What is being asked » The records that follow need to be output exactly as they are.

A run of records
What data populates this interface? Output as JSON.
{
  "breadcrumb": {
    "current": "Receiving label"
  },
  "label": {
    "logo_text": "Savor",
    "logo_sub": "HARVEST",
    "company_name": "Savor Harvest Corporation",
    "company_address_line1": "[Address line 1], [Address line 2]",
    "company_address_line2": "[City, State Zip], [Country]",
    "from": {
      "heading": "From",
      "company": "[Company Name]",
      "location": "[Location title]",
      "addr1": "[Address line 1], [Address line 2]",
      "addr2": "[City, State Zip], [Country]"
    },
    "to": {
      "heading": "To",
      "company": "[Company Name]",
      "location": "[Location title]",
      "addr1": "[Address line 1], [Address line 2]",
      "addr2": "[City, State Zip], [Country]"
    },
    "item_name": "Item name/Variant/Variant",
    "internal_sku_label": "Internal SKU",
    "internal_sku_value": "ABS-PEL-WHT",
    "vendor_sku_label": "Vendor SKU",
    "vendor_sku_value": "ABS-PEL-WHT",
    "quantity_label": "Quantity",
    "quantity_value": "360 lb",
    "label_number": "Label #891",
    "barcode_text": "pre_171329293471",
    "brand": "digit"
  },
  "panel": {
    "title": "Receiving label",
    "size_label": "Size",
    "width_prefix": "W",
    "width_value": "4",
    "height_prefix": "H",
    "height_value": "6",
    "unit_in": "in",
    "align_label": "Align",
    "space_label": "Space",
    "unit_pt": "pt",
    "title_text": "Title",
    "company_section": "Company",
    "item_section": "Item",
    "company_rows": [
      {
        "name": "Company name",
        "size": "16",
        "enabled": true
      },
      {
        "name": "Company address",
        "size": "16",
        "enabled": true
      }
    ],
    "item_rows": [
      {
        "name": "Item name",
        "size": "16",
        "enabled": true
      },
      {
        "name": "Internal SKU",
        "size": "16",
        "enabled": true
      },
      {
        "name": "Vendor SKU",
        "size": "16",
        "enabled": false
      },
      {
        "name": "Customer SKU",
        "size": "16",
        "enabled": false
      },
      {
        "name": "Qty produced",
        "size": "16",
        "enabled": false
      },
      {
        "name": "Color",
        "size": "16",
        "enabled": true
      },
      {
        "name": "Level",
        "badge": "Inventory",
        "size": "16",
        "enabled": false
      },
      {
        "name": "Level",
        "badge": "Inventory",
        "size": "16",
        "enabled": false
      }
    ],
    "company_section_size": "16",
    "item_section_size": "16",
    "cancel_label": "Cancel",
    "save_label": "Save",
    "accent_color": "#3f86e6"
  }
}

The solution »
What data populates this interface? Output as JSON.
{
  "breadcrumb": {
    "current": "Receiving label"
  },
  "label": {
    "logo_text": "Savor",
    "logo_sub": "HARVEST",
    "company_name": "Savor Harvest Corporation",
    "company_address_line1": "[Address line 1], [Address line 2]",
    "company_address_line2": "[City, State Zip], [Country]",
    "from": {
      "heading": "From",
      "company": "[Company Name]",
      "location": "[Location title]",
      "addr1": "[Address line 1], [Address line 2]",
      "addr2": "[City, State Zip], [Country]"
    },
    "to": {
      "heading": "To",
      "company": "[Company Name]",
      "location": "[Location title]",
      "addr1": "[Address line 1], [Address line 2]",
      "addr2": "[City, State Zip], [Country]"
    },
    "item_name": "Item name/Variant/Variant",
    "internal_sku_label": "Internal SKU",
    "internal_sku_value": "ABS-PEL-WHT",
    "vendor_sku_label": "Vendor SKU",
    "vendor_sku_value": "ABS-PEL-WHT",
    "quantity_label": "Quantity",
    "quantity_value": "360 lb",
    "label_number": "Label #891",
    "barcode_text": "pre_171329293471",
    "brand": "digit"
  },
  "panel": {
    "title": "Receiving label",
    "size_label": "Size",
    "width_prefix": "W",
    "width_value": "4",
    "height_prefix": "H",
    "height_value": "6",
    "unit_in": "in",
    "align_label": "Align",
    "space_label": "Space",
    "unit_pt": "pt",
    "title_text": "Title",
    "company_section": "Company",
    "item_section": "Item",
    "company_rows": [
      {
        "name": "Company name",
        "size": "16",
        "enabled": true
      },
      {
        "name": "Company address",
        "size": "16",
        "enabled": true
      }
    ],
    "item_rows": [
      {
        "name": "Item name",
        "size": "16",
        "enabled": true
      },
      {
        "name": "Internal SKU",
        "size": "16",
        "enabled": true
      },
      {
        "name": "Vendor SKU",
        "size": "16",
        "enabled": false
      },
      {
        "name": "Customer SKU",
        "size": "16",
        "enabled": false
      },
      {
        "name": "Qty produced",
        "size": "16",
        "enabled": false
      },
      {
        "name": "Color",
        "size": "16",
        "enabled": true
      },
      {
        "name": "Level",
        "badge": "Inventory",
        "size": "16",
        "enabled": false
      },
      {
        "name": "Level",
        "badge": "Inventory",
        "size": "16",
        "enabled": false
      }
    ],
    "company_section_size": "16",
    "item_section_size": "16",
    "cancel_label": "Cancel",
    "save_label": "Save",
    "accent_color": "#3f86e6"
  }
}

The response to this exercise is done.